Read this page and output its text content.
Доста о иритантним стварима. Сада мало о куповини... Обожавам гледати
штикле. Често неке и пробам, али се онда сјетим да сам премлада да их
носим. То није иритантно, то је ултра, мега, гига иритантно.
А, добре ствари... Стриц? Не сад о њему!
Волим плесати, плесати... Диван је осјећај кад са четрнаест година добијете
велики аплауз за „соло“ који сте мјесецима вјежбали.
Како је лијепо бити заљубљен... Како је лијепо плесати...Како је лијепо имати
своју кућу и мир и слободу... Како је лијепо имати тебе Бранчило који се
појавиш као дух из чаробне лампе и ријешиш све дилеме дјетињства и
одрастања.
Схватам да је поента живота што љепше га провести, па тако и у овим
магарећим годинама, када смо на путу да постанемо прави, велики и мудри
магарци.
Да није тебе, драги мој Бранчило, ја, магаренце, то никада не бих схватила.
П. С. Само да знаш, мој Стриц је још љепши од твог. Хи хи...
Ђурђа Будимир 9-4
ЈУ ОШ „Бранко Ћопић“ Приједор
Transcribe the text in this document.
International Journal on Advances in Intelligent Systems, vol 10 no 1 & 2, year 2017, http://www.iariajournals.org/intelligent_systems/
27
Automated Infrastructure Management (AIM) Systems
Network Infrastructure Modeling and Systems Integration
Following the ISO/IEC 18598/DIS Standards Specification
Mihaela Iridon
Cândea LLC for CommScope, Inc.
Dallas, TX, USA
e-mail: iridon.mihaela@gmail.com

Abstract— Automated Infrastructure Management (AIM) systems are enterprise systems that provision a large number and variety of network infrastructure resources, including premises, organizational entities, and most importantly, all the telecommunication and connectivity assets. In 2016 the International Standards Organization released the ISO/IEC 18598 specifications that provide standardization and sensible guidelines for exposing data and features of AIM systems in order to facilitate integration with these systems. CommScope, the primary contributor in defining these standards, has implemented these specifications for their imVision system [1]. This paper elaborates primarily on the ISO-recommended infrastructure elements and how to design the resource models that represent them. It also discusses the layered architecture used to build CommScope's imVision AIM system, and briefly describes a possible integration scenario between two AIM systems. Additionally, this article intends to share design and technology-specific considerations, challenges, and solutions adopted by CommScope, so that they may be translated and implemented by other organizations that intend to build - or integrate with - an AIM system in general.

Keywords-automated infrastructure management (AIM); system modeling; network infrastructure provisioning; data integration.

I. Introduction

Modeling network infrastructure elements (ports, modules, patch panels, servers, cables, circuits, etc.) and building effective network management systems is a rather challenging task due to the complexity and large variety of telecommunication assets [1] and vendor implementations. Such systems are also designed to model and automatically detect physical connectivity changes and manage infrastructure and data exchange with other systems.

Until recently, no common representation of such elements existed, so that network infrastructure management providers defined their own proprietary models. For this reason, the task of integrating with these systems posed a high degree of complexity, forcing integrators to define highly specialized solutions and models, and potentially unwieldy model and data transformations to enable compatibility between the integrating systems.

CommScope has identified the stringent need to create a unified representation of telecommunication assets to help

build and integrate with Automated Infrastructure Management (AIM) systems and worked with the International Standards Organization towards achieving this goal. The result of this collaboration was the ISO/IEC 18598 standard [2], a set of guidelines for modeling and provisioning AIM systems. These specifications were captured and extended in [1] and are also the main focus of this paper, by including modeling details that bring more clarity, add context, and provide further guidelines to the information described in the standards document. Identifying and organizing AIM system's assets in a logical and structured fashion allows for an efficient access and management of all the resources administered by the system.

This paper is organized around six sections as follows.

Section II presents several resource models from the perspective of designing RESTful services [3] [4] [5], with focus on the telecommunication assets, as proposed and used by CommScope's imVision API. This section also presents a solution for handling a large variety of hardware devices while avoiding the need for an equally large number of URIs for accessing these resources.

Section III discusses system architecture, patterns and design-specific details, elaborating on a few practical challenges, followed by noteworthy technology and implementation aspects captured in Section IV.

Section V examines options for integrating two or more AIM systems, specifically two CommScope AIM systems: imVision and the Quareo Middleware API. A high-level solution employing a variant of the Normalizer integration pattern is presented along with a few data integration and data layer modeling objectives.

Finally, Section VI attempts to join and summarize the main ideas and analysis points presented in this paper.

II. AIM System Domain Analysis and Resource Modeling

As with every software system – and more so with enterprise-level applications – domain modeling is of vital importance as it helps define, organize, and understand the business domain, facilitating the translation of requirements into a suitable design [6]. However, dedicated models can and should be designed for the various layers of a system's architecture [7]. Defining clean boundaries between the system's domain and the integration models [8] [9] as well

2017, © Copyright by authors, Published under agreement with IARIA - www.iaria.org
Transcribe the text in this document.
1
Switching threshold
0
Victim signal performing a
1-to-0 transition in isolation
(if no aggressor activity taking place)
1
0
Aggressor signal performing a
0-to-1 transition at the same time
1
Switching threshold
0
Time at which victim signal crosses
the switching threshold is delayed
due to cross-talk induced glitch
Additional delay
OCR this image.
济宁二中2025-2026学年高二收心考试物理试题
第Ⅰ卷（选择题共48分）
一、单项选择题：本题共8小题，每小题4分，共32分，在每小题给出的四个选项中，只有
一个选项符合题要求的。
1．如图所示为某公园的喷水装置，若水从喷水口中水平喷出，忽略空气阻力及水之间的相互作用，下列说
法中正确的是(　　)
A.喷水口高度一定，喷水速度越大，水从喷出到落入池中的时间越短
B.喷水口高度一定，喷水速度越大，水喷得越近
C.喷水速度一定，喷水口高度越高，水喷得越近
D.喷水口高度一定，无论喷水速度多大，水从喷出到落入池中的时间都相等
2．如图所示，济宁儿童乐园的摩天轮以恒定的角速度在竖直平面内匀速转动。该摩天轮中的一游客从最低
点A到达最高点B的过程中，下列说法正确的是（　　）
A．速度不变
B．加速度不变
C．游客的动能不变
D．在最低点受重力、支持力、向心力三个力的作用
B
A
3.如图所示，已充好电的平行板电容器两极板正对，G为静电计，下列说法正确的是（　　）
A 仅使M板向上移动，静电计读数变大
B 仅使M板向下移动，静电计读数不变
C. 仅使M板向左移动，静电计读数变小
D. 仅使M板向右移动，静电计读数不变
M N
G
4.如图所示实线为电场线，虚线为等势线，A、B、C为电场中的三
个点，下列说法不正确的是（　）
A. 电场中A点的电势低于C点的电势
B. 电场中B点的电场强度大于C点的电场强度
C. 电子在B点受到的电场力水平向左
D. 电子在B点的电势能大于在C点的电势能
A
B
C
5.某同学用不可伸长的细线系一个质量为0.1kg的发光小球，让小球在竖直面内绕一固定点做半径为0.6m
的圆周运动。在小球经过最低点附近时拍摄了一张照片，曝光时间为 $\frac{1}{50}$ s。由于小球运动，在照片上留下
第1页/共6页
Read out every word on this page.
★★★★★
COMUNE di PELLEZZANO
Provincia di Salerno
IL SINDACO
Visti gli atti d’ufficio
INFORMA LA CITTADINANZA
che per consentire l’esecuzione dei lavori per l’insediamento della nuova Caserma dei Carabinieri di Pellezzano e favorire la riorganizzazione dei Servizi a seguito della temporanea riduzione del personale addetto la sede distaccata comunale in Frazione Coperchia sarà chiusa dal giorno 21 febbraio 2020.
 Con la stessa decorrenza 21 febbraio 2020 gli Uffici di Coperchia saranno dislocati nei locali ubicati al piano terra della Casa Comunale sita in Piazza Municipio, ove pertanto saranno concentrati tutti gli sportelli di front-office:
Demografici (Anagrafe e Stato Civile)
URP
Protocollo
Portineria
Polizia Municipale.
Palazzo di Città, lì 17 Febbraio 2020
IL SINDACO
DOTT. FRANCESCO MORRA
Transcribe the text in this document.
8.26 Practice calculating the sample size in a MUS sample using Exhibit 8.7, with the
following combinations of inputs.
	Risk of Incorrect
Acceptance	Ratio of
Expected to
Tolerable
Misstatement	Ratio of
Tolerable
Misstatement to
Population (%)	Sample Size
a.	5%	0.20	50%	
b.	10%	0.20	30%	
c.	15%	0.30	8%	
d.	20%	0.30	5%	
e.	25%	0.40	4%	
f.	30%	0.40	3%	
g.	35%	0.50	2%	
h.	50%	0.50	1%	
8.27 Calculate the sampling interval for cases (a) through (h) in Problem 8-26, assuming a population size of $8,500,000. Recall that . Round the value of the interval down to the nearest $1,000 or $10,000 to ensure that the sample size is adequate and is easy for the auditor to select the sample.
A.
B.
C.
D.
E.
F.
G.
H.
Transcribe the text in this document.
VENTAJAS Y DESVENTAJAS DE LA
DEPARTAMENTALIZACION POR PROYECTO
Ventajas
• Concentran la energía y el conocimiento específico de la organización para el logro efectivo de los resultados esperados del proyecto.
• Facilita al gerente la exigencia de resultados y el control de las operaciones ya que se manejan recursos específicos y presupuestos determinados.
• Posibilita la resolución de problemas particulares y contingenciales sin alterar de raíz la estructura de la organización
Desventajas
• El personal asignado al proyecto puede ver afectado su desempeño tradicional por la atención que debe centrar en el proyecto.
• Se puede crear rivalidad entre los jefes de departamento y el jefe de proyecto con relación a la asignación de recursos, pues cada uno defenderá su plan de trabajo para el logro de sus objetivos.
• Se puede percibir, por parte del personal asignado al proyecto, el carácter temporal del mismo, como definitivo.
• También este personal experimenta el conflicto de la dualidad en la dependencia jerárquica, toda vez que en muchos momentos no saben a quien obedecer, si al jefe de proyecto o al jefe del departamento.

______________________________

#### Exercise task
Check every line of the data, and copy the ones that contain "喷水口高度一定".

#### Completed exercise
A.喷水口高度一定，喷水速度越大，水从喷出到落入池中的时间越短
B.喷水口高度一定，喷水速度越大，水喷得越近
D.喷水口高度一定，无论喷水速度多大，水从喷出到落入池中的时间都相等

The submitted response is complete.